Records from a data collection →
+++++
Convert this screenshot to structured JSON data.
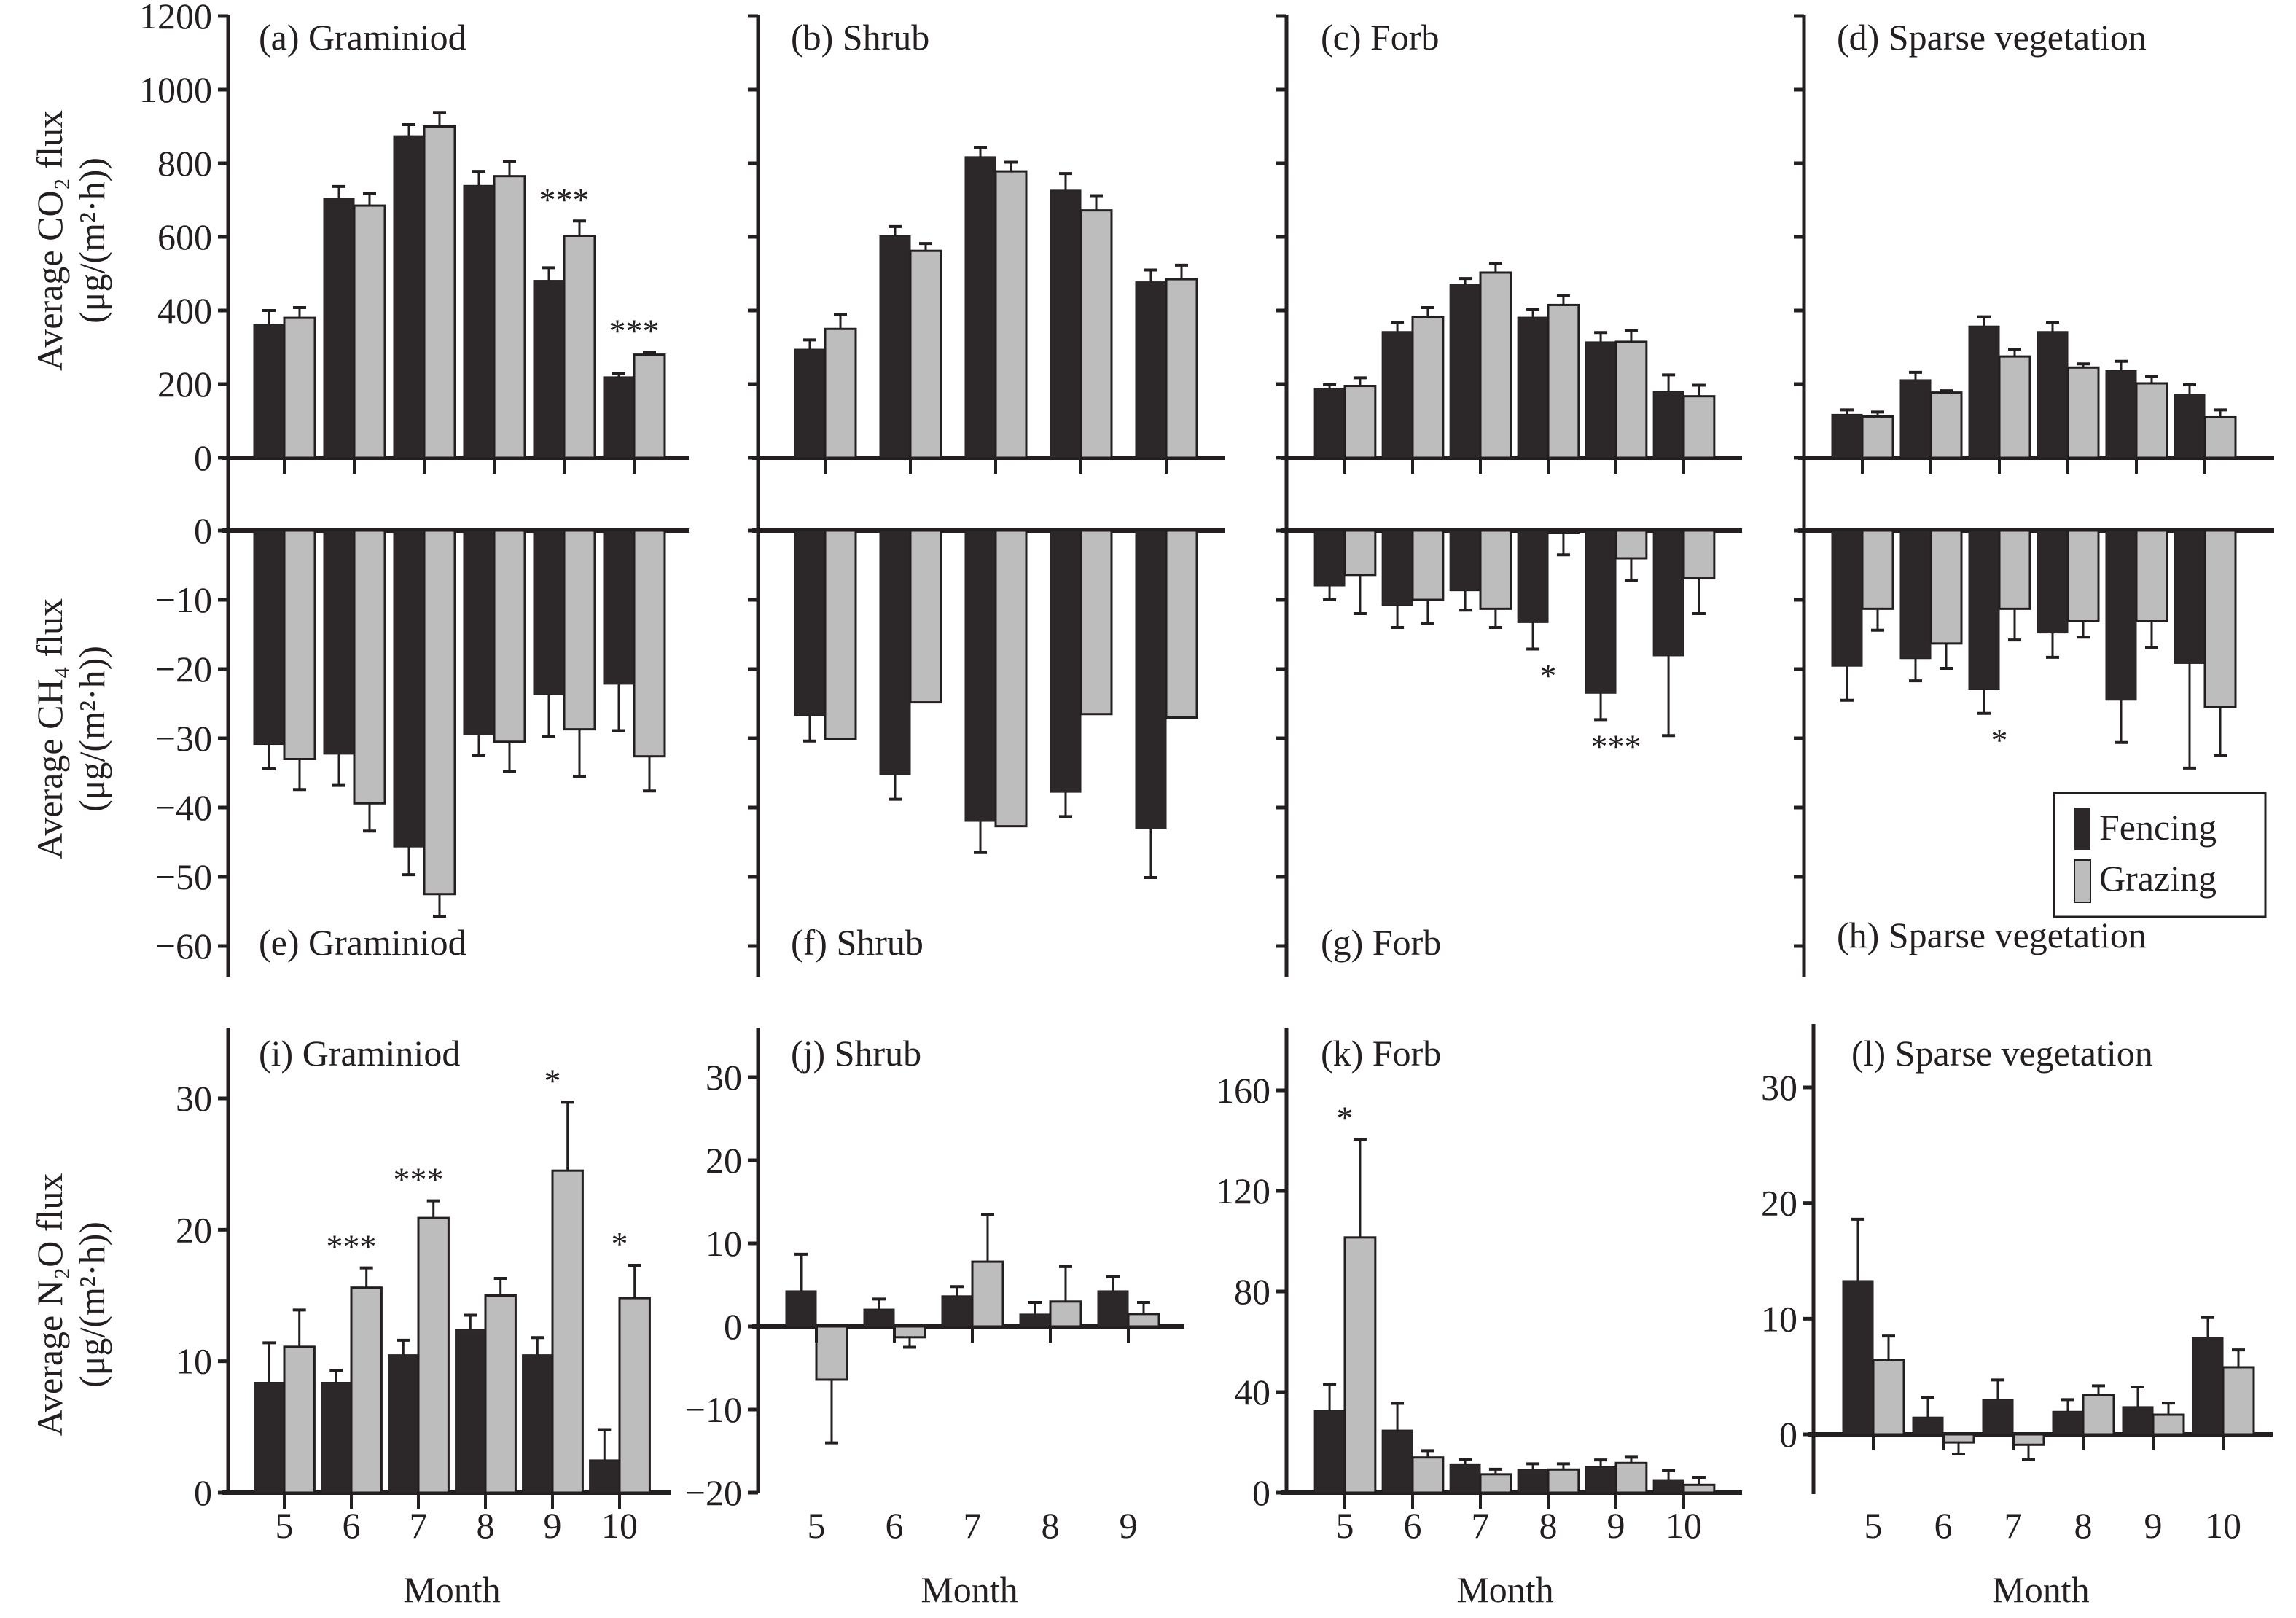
{
  "figure": {
    "legend": [
      {
        "name": "Fencing",
        "color": "#2c2829"
      },
      {
        "name": "Grazing",
        "color": "#bdbdbd"
      }
    ],
    "xlabel": "Month",
    "row_ylabels": {
      "co2": [
        "Average CO₂ flux",
        "(μg/(m²·h))"
      ],
      "ch4": [
        "Average CH₄ flux",
        "(μg/(m²·h))"
      ],
      "n2o": [
        "Average N₂O flux",
        "(μg/(m²·h))"
      ]
    }
  },
  "chart_data": [
    {
      "id": "a",
      "type": "bar",
      "row": "co2",
      "title": "(a) Graminiod",
      "categories": [
        "5",
        "6",
        "7",
        "8",
        "9",
        "10"
      ],
      "ylim": [
        0,
        1200
      ],
      "yticks": [
        0,
        200,
        400,
        600,
        800,
        1000,
        1200
      ],
      "show_yticklabels": true,
      "show_xticklabels": false,
      "series": [
        {
          "name": "Fencing",
          "values": [
            362,
            705,
            875,
            740,
            482,
            220
          ],
          "errors": [
            38,
            32,
            30,
            38,
            34,
            8
          ]
        },
        {
          "name": "Grazing",
          "values": [
            380,
            685,
            900,
            765,
            603,
            280
          ],
          "errors": [
            28,
            32,
            38,
            40,
            40,
            6
          ]
        }
      ],
      "significance": [
        null,
        null,
        null,
        null,
        "***",
        "***"
      ],
      "ylabel": "Average CO₂ flux (μg/(m²·h))"
    },
    {
      "id": "b",
      "type": "bar",
      "row": "co2",
      "title": "(b) Shrub",
      "categories": [
        "5",
        "6",
        "7",
        "8",
        "9"
      ],
      "ylim": [
        0,
        1200
      ],
      "yticks": [
        0,
        200,
        400,
        600,
        800,
        1000,
        1200
      ],
      "show_yticklabels": false,
      "show_xticklabels": false,
      "series": [
        {
          "name": "Fencing",
          "values": [
            295,
            603,
            818,
            727,
            478
          ],
          "errors": [
            25,
            25,
            25,
            45,
            32
          ]
        },
        {
          "name": "Grazing",
          "values": [
            350,
            562,
            778,
            672,
            485
          ],
          "errors": [
            40,
            20,
            25,
            40,
            38
          ]
        }
      ],
      "significance": [
        null,
        null,
        null,
        null,
        null
      ]
    },
    {
      "id": "c",
      "type": "bar",
      "row": "co2",
      "title": "(c) Forb",
      "categories": [
        "5",
        "6",
        "7",
        "8",
        "9",
        "10"
      ],
      "ylim": [
        0,
        1200
      ],
      "yticks": [
        0,
        200,
        400,
        600,
        800,
        1000,
        1200
      ],
      "show_yticklabels": false,
      "show_xticklabels": false,
      "series": [
        {
          "name": "Fencing",
          "values": [
            188,
            343,
            472,
            382,
            315,
            180
          ],
          "errors": [
            10,
            25,
            15,
            20,
            25,
            45
          ]
        },
        {
          "name": "Grazing",
          "values": [
            195,
            383,
            503,
            415,
            315,
            167
          ],
          "errors": [
            22,
            25,
            25,
            25,
            30,
            30
          ]
        }
      ],
      "significance": [
        null,
        null,
        null,
        null,
        null,
        null
      ]
    },
    {
      "id": "d",
      "type": "bar",
      "row": "co2",
      "title": "(d) Sparse vegetation",
      "categories": [
        "5",
        "6",
        "7",
        "8",
        "9",
        "10"
      ],
      "ylim": [
        0,
        1200
      ],
      "yticks": [
        0,
        200,
        400,
        600,
        800,
        1000,
        1200
      ],
      "show_yticklabels": false,
      "show_xticklabels": false,
      "series": [
        {
          "name": "Fencing",
          "values": [
            118,
            212,
            358,
            343,
            237,
            173
          ],
          "errors": [
            12,
            20,
            25,
            25,
            25,
            25
          ]
        },
        {
          "name": "Grazing",
          "values": [
            112,
            177,
            275,
            245,
            202,
            110
          ],
          "errors": [
            12,
            5,
            20,
            10,
            18,
            20
          ]
        }
      ],
      "significance": [
        null,
        null,
        null,
        null,
        null,
        null
      ]
    },
    {
      "id": "e",
      "type": "bar",
      "row": "ch4",
      "title": "(e) Graminiod",
      "categories": [
        "5",
        "6",
        "7",
        "8",
        "9",
        "10"
      ],
      "ylim": [
        -65,
        0
      ],
      "yticks": [
        0,
        -10,
        -20,
        -30,
        -40,
        -50,
        -60
      ],
      "show_yticklabels": true,
      "show_xticklabels": false,
      "series": [
        {
          "name": "Fencing",
          "values": [
            -30.9,
            -32.3,
            -45.7,
            -29.5,
            -23.7,
            -22.2
          ],
          "errors": [
            3.5,
            4.5,
            4,
            3,
            6,
            6.7
          ]
        },
        {
          "name": "Grazing",
          "values": [
            -33,
            -39.4,
            -52.5,
            -30.5,
            -28.7,
            -32.6
          ],
          "errors": [
            4.4,
            4,
            3.2,
            4.3,
            6.8,
            5
          ]
        }
      ],
      "significance": [
        null,
        null,
        null,
        null,
        null,
        null
      ],
      "ylabel": "Average CH₄ flux (μg/(m²·h))"
    },
    {
      "id": "f",
      "type": "bar",
      "row": "ch4",
      "title": "(f) Shrub",
      "categories": [
        "5",
        "6",
        "7",
        "8",
        "9"
      ],
      "ylim": [
        -65,
        0
      ],
      "yticks": [
        0,
        -10,
        -20,
        -30,
        -40,
        -50,
        -60
      ],
      "show_yticklabels": false,
      "show_xticklabels": false,
      "series": [
        {
          "name": "Fencing",
          "values": [
            -26.7,
            -35.3,
            -42,
            -37.8,
            -43.1
          ],
          "errors": [
            3.7,
            3.5,
            4.5,
            3.5,
            7
          ]
        },
        {
          "name": "Grazing",
          "values": [
            -30.1,
            -24.8,
            -42.7,
            -26.5,
            -27
          ]
        },
        {
          "name": "_",
          "values": []
        }
      ],
      "significance": [
        null,
        null,
        null,
        null,
        null
      ]
    },
    {
      "id": "g",
      "type": "bar",
      "row": "ch4",
      "title": "(g) Forb",
      "categories": [
        "5",
        "6",
        "7",
        "8",
        "9",
        "10"
      ],
      "ylim": [
        -65,
        0
      ],
      "yticks": [
        0,
        -10,
        -20,
        -30,
        -40,
        -50,
        -60
      ],
      "show_yticklabels": false,
      "show_xticklabels": false,
      "series": [
        {
          "name": "Fencing",
          "values": [
            -8,
            -10.8,
            -8.7,
            -13.3,
            -23.5,
            -18.1
          ],
          "errors": [
            2,
            3.2,
            2.8,
            3.8,
            3.8,
            11.5
          ]
        },
        {
          "name": "Grazing",
          "values": [
            -6.4,
            -10,
            -11.3,
            -0.3,
            -4,
            -6.9
          ],
          "errors": [
            5.6,
            3.4,
            2.7,
            3.2,
            3.2,
            5.1
          ]
        }
      ],
      "significance": [
        null,
        null,
        null,
        "*",
        "***",
        null
      ]
    },
    {
      "id": "h",
      "type": "bar",
      "row": "ch4",
      "title": "(h) Sparse vegetation",
      "categories": [
        "5",
        "6",
        "7",
        "8",
        "9",
        "10"
      ],
      "ylim": [
        -65,
        0
      ],
      "yticks": [
        0,
        -10,
        -20,
        -30,
        -40,
        -50,
        -60
      ],
      "show_yticklabels": false,
      "show_xticklabels": false,
      "series": [
        {
          "name": "Fencing",
          "values": [
            -19.6,
            -18.5,
            -23,
            -14.8,
            -24.5,
            -19.2
          ],
          "errors": [
            4.9,
            3.2,
            3.4,
            3.5,
            6.1,
            15.1
          ]
        },
        {
          "name": "Grazing",
          "values": [
            -11.3,
            -16.3,
            -11.3,
            -13,
            -13,
            -25.5
          ],
          "errors": [
            3.1,
            3.6,
            4.5,
            2.4,
            3.9,
            7
          ]
        }
      ],
      "significance": [
        null,
        null,
        "*",
        null,
        null,
        null
      ]
    },
    {
      "id": "i",
      "type": "bar",
      "row": "n2o",
      "title": "(i) Graminiod",
      "categories": [
        "5",
        "6",
        "7",
        "8",
        "9",
        "10"
      ],
      "ylim": [
        0,
        35
      ],
      "yticks": [
        0,
        10,
        20,
        30
      ],
      "show_yticklabels": true,
      "show_xticklabels": true,
      "series": [
        {
          "name": "Fencing",
          "values": [
            8.4,
            8.4,
            10.5,
            12.4,
            10.5,
            2.5
          ],
          "errors": [
            3,
            0.9,
            1.1,
            1.1,
            1.3,
            2.3
          ]
        },
        {
          "name": "Grazing",
          "values": [
            11.1,
            15.6,
            20.9,
            15,
            24.5,
            14.8
          ],
          "errors": [
            2.8,
            1.5,
            1.3,
            1.3,
            5.2,
            2.5
          ]
        }
      ],
      "significance": [
        null,
        "***",
        "***",
        null,
        "*",
        "*"
      ],
      "ylabel": "Average N₂O flux (μg/(m²·h))"
    },
    {
      "id": "j",
      "type": "bar",
      "row": "n2o",
      "title": "(j) Shrub",
      "categories": [
        "5",
        "6",
        "7",
        "8",
        "9"
      ],
      "ylim": [
        -20,
        35
      ],
      "yticks": [
        -20,
        -10,
        0,
        10,
        20,
        30
      ],
      "show_yticklabels": true,
      "show_xticklabels": true,
      "series": [
        {
          "name": "Fencing",
          "values": [
            4.3,
            2.1,
            3.7,
            1.5,
            4.3
          ],
          "errors": [
            4.4,
            1.2,
            1.1,
            1.4,
            1.7
          ]
        },
        {
          "name": "Grazing",
          "values": [
            -6.4,
            -1.3,
            7.8,
            3,
            1.5
          ],
          "errors": [
            7.6,
            1.2,
            5.7,
            4.2,
            1.4
          ]
        }
      ],
      "significance": [
        null,
        null,
        null,
        null,
        null
      ]
    },
    {
      "id": "k",
      "type": "bar",
      "row": "n2o",
      "title": "(k) Forb",
      "categories": [
        "5",
        "6",
        "7",
        "8",
        "9",
        "10"
      ],
      "ylim": [
        0,
        180
      ],
      "yticks": [
        0,
        40,
        80,
        120,
        160
      ],
      "show_yticklabels": true,
      "show_xticklabels": true,
      "series": [
        {
          "name": "Fencing",
          "values": [
            32.7,
            24.9,
            11.2,
            9.2,
            10.3,
            5.2
          ],
          "errors": [
            10.3,
            10.6,
            2,
            2.3,
            2.7,
            3.5
          ]
        },
        {
          "name": "Grazing",
          "values": [
            101.5,
            14,
            7.3,
            9.2,
            11.8,
            3.1
          ],
          "errors": [
            39,
            2.7,
            2,
            2.3,
            2.3,
            3
          ]
        }
      ],
      "significance": [
        "*",
        null,
        null,
        null,
        null,
        null
      ]
    },
    {
      "id": "l",
      "type": "bar",
      "row": "n2o",
      "title": "(l) Sparse vegetation",
      "categories": [
        "5",
        "6",
        "7",
        "8",
        "9",
        "10"
      ],
      "ylim": [
        -5,
        35
      ],
      "yticks": [
        0,
        10,
        20,
        30
      ],
      "show_yticklabels": true,
      "show_xticklabels": true,
      "series": [
        {
          "name": "Fencing",
          "values": [
            13.3,
            1.5,
            3,
            2,
            2.4,
            8.4
          ],
          "errors": [
            5.3,
            1.7,
            1.7,
            1,
            1.7,
            1.7
          ]
        },
        {
          "name": "Grazing",
          "values": [
            6.4,
            -0.7,
            -0.9,
            3.4,
            1.7,
            5.8
          ],
          "errors": [
            2.1,
            1,
            1.3,
            0.8,
            1,
            1.5
          ]
        }
      ],
      "significance": [
        null,
        null,
        null,
        null,
        null,
        null
      ]
    }
  ]
}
+++++
Instructions to follow →
Find each line with the string "Shrub" and copy it out.

Exercise response →
      "title": "(b) Shrub",
      "title": "(f) Shrub",
      "title": "(j) Shrub",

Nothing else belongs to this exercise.